━━━━━ THE DATA

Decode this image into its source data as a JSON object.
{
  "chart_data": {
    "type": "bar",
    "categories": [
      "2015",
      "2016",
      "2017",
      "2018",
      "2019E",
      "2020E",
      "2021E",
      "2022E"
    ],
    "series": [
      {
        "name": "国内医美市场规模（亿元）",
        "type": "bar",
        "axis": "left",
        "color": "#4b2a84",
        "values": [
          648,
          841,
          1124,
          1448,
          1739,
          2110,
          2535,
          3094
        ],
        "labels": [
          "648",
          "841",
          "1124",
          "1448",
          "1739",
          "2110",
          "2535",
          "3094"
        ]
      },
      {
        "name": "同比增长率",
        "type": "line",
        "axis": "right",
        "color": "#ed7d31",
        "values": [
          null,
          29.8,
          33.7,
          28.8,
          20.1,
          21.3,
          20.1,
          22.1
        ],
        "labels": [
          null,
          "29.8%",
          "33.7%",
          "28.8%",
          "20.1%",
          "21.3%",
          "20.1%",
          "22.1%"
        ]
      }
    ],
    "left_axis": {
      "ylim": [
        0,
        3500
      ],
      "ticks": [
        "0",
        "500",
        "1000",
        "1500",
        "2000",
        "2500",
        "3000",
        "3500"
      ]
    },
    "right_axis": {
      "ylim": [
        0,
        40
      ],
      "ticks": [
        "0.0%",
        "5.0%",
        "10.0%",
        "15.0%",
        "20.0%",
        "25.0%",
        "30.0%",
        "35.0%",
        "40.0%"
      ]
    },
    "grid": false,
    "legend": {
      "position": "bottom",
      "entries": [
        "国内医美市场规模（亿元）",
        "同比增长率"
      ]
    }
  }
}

━━━━━━━━━━

PROBLEM TO SOLVE:
Write out the entries above once more, without altering anything.

SOLUTION TO THIS TASK:
Decode this image into its source data as a JSON object.
{
  "chart_data": {
    "type": "bar",
    "categories": [
      "2015",
      "2016",
      "2017",
      "2018",
      "2019E",
      "2020E",
      "2021E",
      "2022E"
    ],
    "series": [
      {
        "name": "国内医美市场规模（亿元）",
        "type": "bar",
        "axis": "left",
        "color": "#4b2a84",
        "values": [
          648,
          841,
          1124,
          1448,
          1739,
          2110,
          2535,
          3094
        ],
        "labels": [
          "648",
          "841",
          "1124",
          "1448",
          "1739",
          "2110",
          "2535",
          "3094"
        ]
      },
      {
        "name": "同比增长率",
        "type": "line",
        "axis": "right",
        "color": "#ed7d31",
        "values": [
          null,
          29.8,
          33.7,
          28.8,
          20.1,
          21.3,
          20.1,
          22.1
        ],
        "labels": [
          null,
          "29.8%",
          "33.7%",
          "28.8%",
          "20.1%",
          "21.3%",
          "20.1%",
          "22.1%"
        ]
      }
    ],
    "left_axis": {
      "ylim": [
        0,
        3500
      ],
      "ticks": [
        "0",
        "500",
        "1000",
        "1500",
        "2000",
        "2500",
        "3000",
        "3500"
      ]
    },
    "right_axis": {
      "ylim": [
        0,
        40
      ],
      "ticks": [
        "0.0%",
        "5.0%",
        "10.0%",
        "15.0%",
        "20.0%",
        "25.0%",
        "30.0%",
        "35.0%",
        "40.0%"
      ]
    },
    "grid": false,
    "legend": {
      "position": "bottom",
      "entries": [
        "国内医美市场规模（亿元）",
        "同比增长率"
      ]
    }
  }
}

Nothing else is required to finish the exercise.